*** Opening Text excerpt ***

We have experienced an incredibly dry summer here in the Northwest. I have been reading with great concern about the fires in the Olympic National Park. The fires are burning in the rainforest. This is an area where fire is rare. But it hasn’t been rainy or snowy. I was in a section of the park a few days ago. The meadows were alarmingly brown and bare in many spots.
Fighting fires is a difficult job in any circumstances. Fighting forest fires can be quite dangerous. My husband read a book about a forest fire fighting tragedy in 1949, Young Men and Fire. The forest fighters parachuted into the Montana forest, loaded with their fire fighting equipment, which consisted of hand tools like shovels and axes. They had no water. Their job was to contain the fire by changing the landscape. The wind shifted suddenly. They were trapped. Mos of the men died.
One of the men was able to save himself by what must have required resisting every survival instinct he had. He knew the blaze was headed for him. He quickly doused the high grass around him with fuel and lit it on fire, to remove it, creating a circle of non-burnable material around him. He laid down in the center and held on tightly to roots on the ground as the blaze came to him. The convection currents lifted him off of the ground despite wearing full fire fighting gear. All the while he held fast to the roots as well as his breath to avoid fueling the fire. The fire passed because there was nothing to burn. By standing his ground instead of running away, he saved his life.

*** Closing Text excerpt ***
*** Opening Study material ***

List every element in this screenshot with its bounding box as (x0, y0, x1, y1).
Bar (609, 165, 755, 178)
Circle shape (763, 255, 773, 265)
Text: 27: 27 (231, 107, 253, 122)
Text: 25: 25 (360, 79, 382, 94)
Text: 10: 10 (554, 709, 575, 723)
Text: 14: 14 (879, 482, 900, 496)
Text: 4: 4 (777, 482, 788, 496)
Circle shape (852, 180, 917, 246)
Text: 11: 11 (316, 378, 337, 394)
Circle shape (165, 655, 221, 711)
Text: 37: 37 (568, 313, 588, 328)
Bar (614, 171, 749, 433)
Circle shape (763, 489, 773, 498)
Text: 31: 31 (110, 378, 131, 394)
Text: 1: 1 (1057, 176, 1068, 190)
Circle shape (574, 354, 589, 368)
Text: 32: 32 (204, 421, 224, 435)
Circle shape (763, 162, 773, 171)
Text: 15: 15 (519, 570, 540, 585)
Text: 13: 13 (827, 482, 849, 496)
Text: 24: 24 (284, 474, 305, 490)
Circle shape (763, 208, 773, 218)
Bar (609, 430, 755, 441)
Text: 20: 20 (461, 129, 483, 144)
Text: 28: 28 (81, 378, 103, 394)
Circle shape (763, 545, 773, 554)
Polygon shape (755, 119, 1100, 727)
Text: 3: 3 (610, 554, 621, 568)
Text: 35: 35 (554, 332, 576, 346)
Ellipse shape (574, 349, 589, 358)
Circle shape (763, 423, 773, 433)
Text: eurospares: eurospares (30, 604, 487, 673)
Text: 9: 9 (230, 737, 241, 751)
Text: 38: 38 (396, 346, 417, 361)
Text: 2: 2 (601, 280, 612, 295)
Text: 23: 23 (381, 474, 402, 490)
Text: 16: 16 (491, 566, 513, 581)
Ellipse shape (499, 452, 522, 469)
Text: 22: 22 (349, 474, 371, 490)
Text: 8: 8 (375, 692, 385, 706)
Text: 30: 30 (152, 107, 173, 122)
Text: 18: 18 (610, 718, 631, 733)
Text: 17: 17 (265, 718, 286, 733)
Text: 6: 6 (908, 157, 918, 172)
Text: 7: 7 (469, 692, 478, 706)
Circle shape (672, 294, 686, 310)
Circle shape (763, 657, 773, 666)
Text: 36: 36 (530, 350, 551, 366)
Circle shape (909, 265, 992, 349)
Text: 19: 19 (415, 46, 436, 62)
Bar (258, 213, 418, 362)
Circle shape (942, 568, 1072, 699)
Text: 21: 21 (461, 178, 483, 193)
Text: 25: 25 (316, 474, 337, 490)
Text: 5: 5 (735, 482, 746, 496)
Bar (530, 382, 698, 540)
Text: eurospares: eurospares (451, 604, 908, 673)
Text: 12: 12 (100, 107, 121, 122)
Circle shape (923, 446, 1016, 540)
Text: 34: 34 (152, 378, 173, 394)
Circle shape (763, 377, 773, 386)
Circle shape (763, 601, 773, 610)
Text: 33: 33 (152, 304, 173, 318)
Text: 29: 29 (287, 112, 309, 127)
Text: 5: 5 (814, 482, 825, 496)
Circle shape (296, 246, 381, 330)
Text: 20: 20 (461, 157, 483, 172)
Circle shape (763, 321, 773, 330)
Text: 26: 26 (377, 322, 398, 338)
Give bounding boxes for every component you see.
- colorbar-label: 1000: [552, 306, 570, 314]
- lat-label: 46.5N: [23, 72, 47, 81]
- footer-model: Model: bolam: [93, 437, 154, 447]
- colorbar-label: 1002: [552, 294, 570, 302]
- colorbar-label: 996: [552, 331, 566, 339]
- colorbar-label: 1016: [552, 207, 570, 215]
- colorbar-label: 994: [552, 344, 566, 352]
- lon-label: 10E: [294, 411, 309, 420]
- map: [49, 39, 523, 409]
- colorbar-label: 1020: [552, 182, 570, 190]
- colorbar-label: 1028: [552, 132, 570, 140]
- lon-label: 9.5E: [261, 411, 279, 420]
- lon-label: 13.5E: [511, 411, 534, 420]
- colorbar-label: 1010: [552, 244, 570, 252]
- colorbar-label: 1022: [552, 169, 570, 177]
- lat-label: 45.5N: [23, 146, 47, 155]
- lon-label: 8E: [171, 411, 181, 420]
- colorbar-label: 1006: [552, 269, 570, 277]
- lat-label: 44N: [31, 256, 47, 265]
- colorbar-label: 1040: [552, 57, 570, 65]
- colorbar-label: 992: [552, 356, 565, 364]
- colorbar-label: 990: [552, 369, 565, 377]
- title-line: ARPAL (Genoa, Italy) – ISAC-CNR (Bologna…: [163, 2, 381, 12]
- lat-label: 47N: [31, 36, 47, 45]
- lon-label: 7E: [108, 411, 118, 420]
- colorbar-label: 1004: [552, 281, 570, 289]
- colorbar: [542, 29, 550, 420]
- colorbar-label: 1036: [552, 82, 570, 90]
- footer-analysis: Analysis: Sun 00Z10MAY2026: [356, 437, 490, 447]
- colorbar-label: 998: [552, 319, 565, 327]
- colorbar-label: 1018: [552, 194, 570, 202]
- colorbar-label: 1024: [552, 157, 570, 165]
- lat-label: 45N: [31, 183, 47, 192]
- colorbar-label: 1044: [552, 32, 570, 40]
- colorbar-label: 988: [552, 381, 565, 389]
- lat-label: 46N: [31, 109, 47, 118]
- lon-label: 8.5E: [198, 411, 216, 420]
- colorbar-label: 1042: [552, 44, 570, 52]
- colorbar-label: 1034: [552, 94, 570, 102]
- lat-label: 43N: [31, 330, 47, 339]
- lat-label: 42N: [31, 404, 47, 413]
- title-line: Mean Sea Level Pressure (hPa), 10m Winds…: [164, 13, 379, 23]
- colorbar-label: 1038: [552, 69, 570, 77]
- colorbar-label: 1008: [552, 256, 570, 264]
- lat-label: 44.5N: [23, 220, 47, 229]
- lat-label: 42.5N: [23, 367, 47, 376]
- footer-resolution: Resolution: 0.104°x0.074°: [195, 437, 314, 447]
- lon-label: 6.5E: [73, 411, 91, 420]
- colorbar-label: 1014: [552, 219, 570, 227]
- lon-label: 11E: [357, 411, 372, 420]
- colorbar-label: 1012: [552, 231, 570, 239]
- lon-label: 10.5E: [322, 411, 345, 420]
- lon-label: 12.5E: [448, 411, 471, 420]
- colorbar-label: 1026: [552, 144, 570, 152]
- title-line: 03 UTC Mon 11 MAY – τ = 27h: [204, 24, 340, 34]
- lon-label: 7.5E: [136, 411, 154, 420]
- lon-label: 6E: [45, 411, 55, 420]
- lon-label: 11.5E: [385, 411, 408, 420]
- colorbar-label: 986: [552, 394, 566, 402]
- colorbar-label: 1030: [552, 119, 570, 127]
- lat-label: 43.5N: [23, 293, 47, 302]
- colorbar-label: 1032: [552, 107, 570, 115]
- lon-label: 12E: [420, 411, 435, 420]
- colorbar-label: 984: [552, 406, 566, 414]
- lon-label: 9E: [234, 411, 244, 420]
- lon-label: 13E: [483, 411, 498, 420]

*** Closing Study material ***

Exercise A: List every place name that appears in the forest fire passage.
Exercise B: Copy the forest fire passage from "Fighting fires is" to "the men died.".
Exercise C: Continue the forest fire passage from where it stops.

Answer section A:
the Northwest
Olympic National Park
Montana

Answer section B:
Fighting fires is a difficult job in any circumstances. Fighting forest fires can be quite dangerous. My husband read a book about a forest fire fighting tragedy in 1949, Young Men and Fire. The forest fighters parachuted into the Montana forest, loaded with their fire fighting equipment, which consisted of hand tools like shovels and axes. They had no water. Their job was to contain the fire by changing the landscape. The wind shifted suddenly. They were trapped. Mos of the men died.

Answer section C:
The most painful times in my mindfulness practice have been allowing myself to observe my most painful, heartbroken, angry, scary, helpless feelings and thoughts while minimizing judgment. It is still painful. But by doing my best to observe and withhold judgment, I am able to reduce the heat enough in order to withstand it. In doing so, I have not only found emotional survival but reduced suffering and at times, I even find myself to be in a place of peace.
In many ways, I am a careful person. I take pains to prevent fires. I don’t like crises. But I have learned to be more courageous and hold tightly to my roots, because there is no other way to stay whole.
Well written and heartfelt. Your analogies were beautiful comparing your own inner demons and fires with those of history and nature. I can feel your struggles and understand them well. My husband has been doing the terminal cancer dance the last two years. I have great empathy. I too live in Washington.
Candia, I am so sorry that your husband has terminal cancer. Thank you kindly for your empathy. I wish you love, comfort, and peace.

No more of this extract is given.